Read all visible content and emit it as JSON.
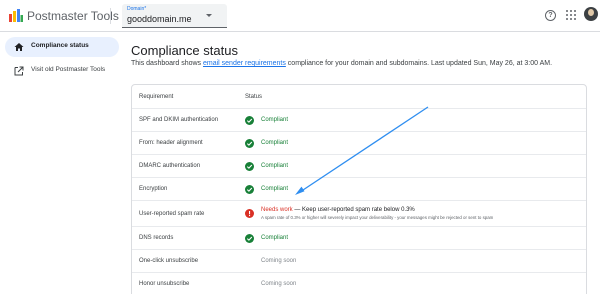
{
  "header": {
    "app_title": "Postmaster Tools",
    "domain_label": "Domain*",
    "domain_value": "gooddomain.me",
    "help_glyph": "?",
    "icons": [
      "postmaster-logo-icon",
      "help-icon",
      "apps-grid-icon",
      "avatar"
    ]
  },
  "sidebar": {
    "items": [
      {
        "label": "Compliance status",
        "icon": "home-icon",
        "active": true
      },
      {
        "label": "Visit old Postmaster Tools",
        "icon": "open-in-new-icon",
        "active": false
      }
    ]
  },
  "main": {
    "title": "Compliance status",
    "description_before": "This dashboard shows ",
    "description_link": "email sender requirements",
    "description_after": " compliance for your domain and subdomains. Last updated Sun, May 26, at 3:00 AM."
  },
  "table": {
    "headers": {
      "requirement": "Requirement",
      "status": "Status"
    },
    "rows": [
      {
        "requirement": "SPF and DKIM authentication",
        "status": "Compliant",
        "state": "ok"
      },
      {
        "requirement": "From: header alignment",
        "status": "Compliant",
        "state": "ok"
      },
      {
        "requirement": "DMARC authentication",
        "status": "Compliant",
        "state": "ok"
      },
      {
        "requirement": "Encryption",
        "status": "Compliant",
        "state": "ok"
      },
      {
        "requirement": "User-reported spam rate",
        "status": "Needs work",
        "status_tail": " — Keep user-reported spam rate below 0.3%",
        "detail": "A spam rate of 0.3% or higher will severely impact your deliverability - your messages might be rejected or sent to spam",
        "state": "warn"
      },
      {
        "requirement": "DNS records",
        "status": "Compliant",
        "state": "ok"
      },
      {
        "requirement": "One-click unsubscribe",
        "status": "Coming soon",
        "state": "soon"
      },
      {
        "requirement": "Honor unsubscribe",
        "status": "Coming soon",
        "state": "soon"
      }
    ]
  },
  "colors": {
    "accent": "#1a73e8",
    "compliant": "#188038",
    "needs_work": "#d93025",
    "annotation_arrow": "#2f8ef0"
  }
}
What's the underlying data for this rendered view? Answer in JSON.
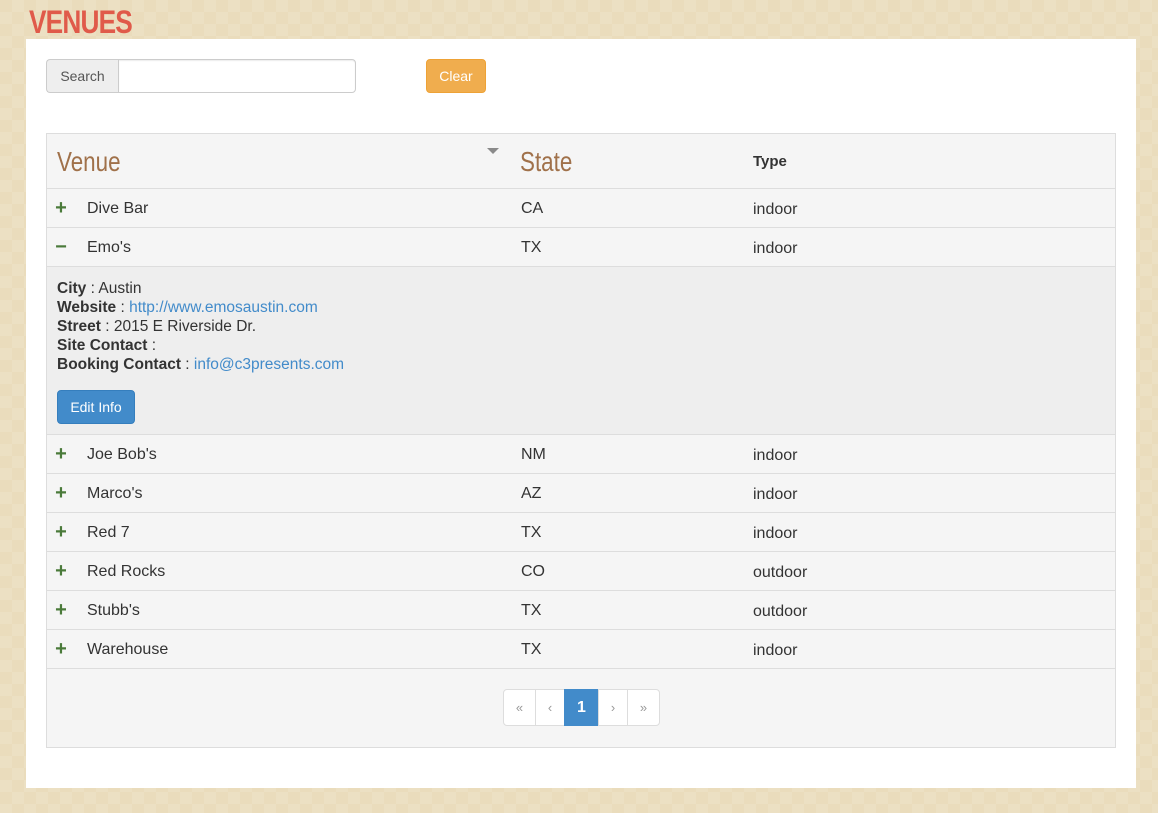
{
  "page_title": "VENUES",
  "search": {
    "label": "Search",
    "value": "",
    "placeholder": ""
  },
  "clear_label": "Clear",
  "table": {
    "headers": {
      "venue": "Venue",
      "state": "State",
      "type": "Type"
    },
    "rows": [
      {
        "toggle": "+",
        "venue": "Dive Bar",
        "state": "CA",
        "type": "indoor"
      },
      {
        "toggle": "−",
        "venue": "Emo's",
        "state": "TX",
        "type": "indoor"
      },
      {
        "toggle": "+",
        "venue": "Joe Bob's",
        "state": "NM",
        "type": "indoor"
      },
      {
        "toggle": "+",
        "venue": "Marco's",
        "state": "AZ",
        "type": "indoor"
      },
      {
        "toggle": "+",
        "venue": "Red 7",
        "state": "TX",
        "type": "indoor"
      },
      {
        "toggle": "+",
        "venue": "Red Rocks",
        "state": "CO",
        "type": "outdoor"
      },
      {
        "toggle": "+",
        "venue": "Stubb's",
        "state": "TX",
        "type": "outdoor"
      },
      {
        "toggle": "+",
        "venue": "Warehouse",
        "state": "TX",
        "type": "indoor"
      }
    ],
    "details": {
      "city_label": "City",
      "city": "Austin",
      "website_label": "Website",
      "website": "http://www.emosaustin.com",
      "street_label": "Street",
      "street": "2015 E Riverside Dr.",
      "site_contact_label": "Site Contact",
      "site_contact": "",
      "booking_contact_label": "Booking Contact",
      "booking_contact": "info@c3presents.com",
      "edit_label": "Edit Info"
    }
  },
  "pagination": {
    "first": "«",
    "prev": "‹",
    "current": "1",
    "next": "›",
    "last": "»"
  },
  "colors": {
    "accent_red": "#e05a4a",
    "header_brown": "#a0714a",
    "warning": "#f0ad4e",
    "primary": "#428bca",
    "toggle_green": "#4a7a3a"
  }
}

────

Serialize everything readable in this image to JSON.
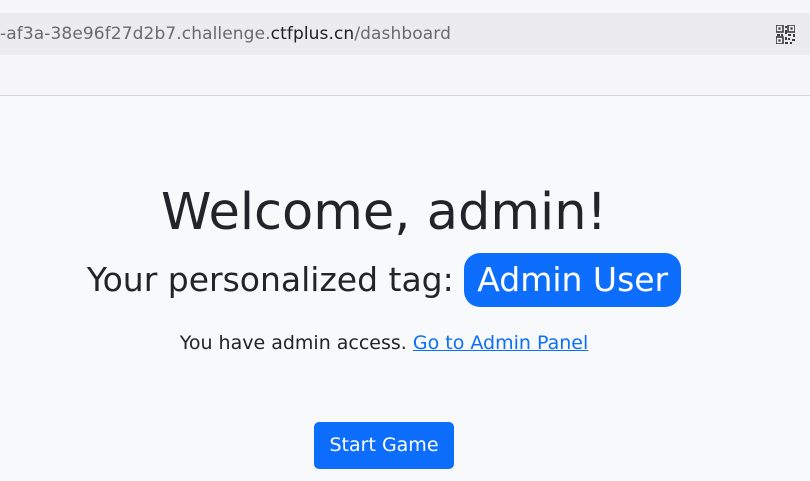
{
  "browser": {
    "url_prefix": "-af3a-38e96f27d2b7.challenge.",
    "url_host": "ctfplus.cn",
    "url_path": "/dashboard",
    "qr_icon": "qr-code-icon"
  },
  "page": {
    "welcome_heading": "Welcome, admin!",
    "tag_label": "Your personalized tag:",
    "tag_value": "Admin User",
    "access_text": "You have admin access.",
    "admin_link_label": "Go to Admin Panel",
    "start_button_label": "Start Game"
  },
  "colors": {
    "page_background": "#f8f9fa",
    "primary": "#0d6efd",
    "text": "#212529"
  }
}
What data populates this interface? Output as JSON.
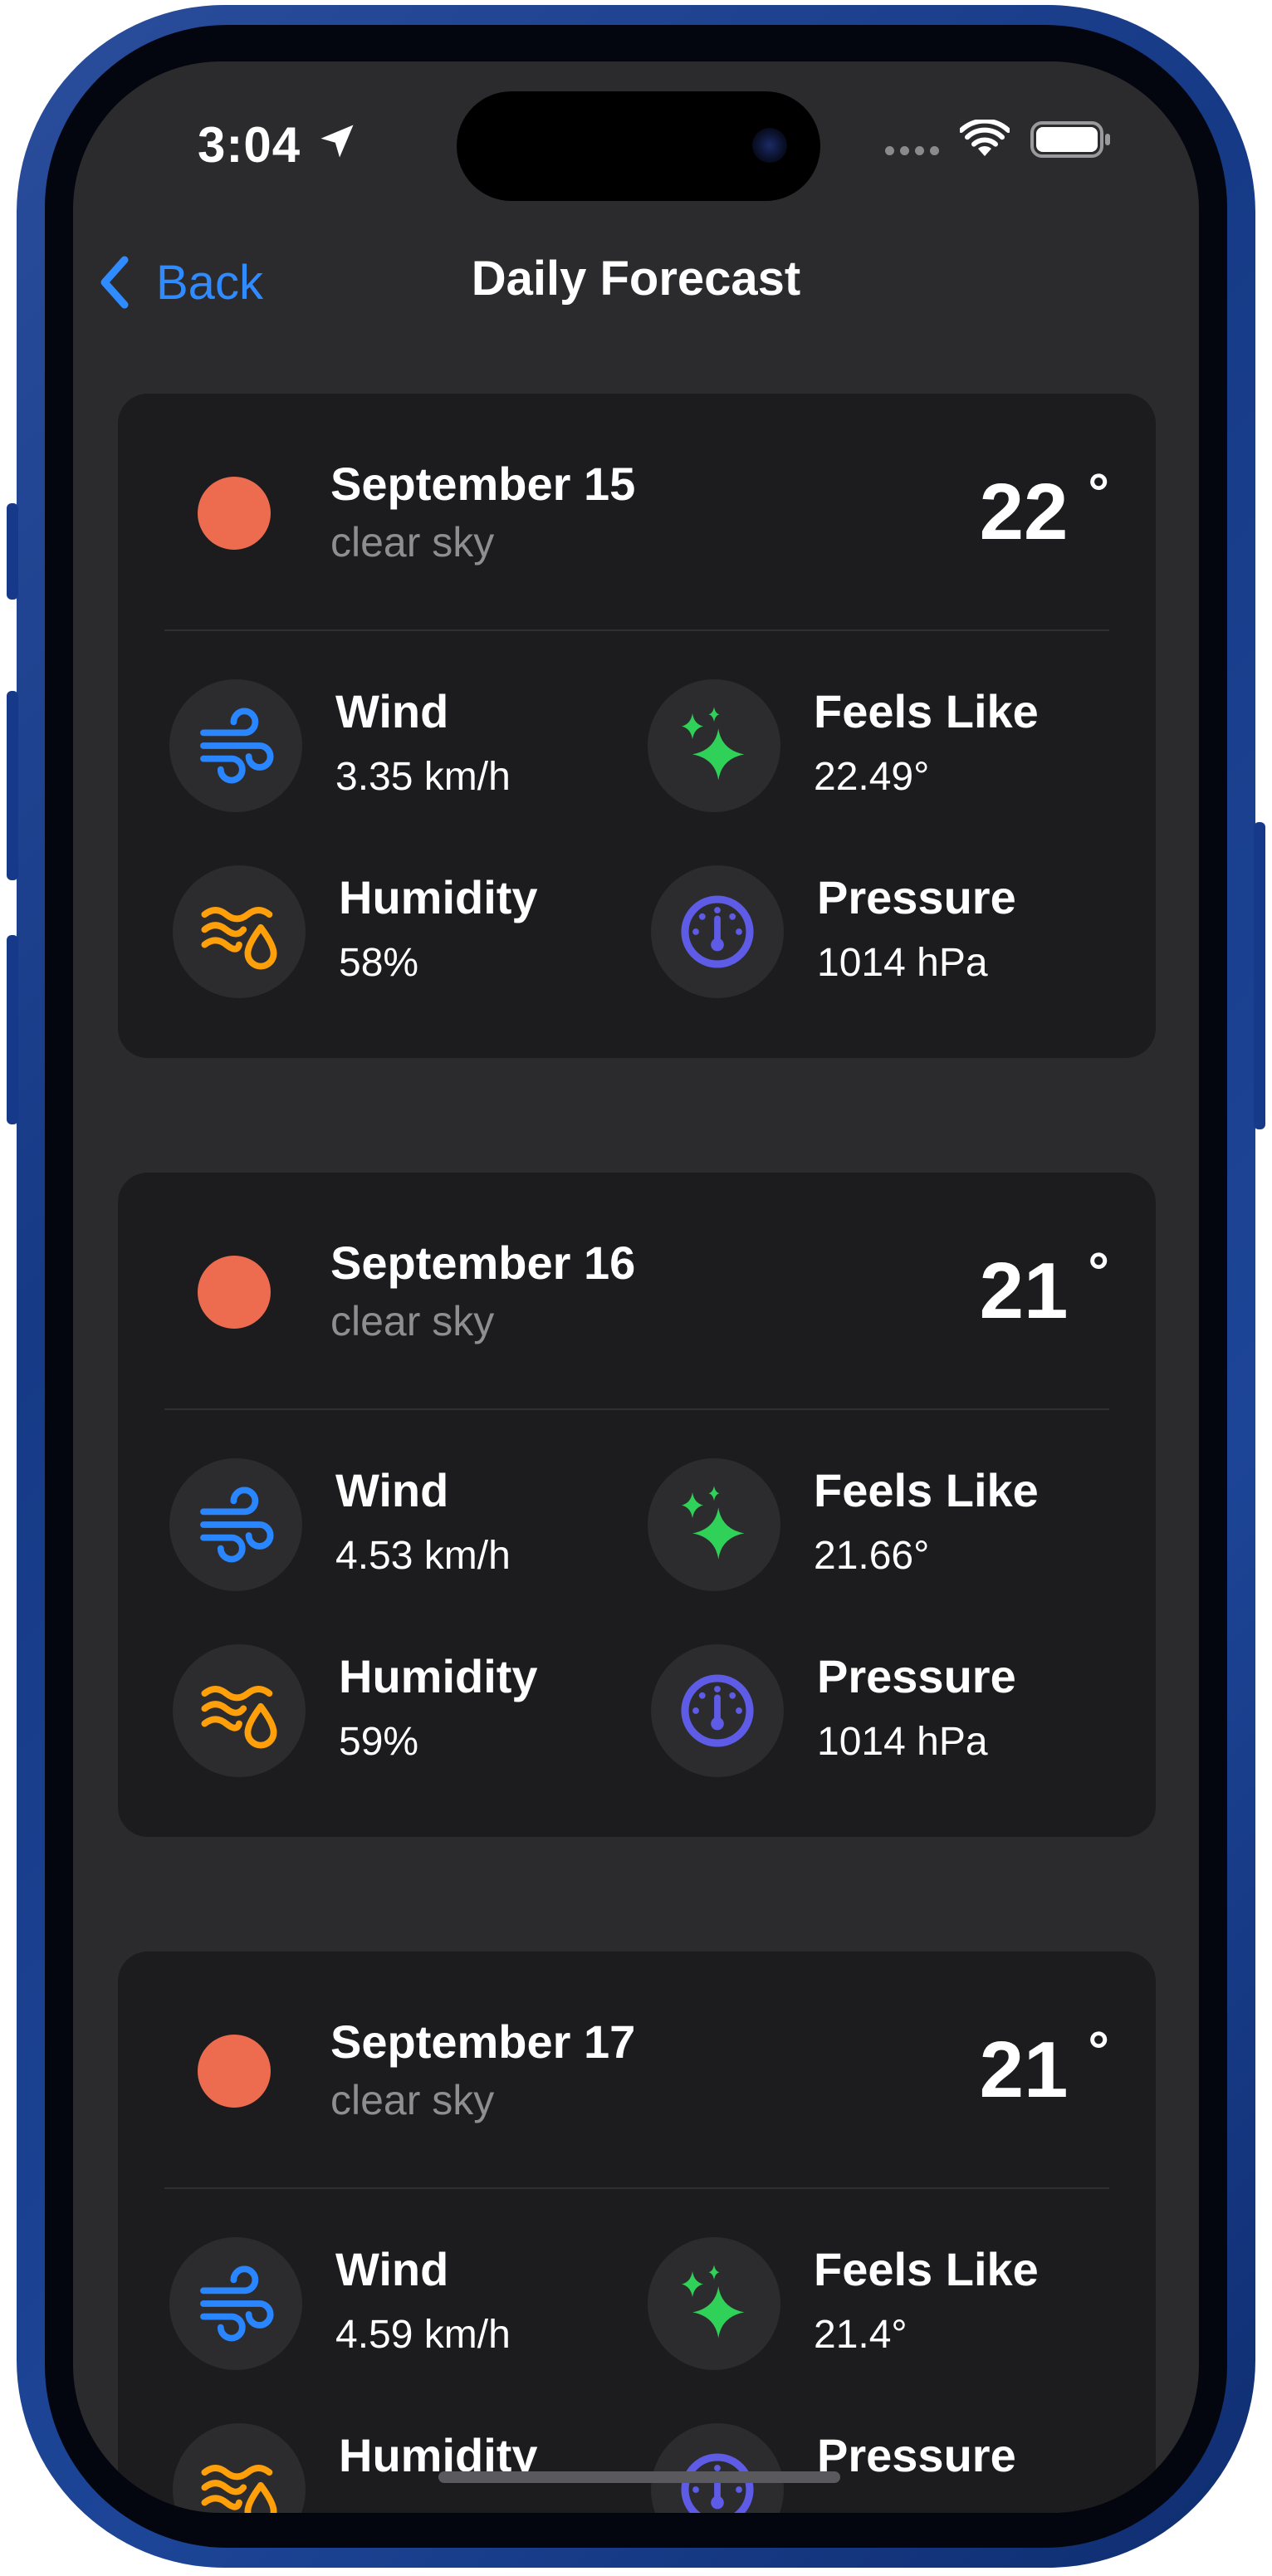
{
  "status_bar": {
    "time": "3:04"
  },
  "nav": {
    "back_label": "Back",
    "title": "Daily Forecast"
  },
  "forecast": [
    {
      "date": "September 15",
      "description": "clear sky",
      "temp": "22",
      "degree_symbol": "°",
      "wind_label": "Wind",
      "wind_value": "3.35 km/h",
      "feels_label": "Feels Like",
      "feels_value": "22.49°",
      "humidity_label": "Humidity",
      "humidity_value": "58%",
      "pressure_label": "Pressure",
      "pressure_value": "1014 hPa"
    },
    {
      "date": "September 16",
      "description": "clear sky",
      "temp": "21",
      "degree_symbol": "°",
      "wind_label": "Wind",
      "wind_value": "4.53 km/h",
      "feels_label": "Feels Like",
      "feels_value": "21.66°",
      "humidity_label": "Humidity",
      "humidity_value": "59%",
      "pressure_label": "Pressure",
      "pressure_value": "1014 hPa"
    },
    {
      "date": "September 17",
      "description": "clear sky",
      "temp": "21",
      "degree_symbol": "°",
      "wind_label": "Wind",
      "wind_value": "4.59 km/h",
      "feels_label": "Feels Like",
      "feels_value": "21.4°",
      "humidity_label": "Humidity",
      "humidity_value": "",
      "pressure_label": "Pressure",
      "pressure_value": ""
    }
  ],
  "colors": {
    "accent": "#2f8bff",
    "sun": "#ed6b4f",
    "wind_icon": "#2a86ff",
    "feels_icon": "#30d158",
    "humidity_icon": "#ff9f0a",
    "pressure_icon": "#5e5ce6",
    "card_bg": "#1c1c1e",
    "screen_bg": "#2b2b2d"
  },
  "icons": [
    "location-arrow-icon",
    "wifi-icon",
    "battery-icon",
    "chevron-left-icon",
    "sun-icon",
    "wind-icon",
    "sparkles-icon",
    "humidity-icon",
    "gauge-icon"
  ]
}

────

- [STATED TASK]: From the entries above, copy out every line where the string "unsubscribe" appears.

- [RESULT OF THIS TASK]:
        "requirement": "One-click unsubscribe",
        "requirement": "Honor unsubscribe",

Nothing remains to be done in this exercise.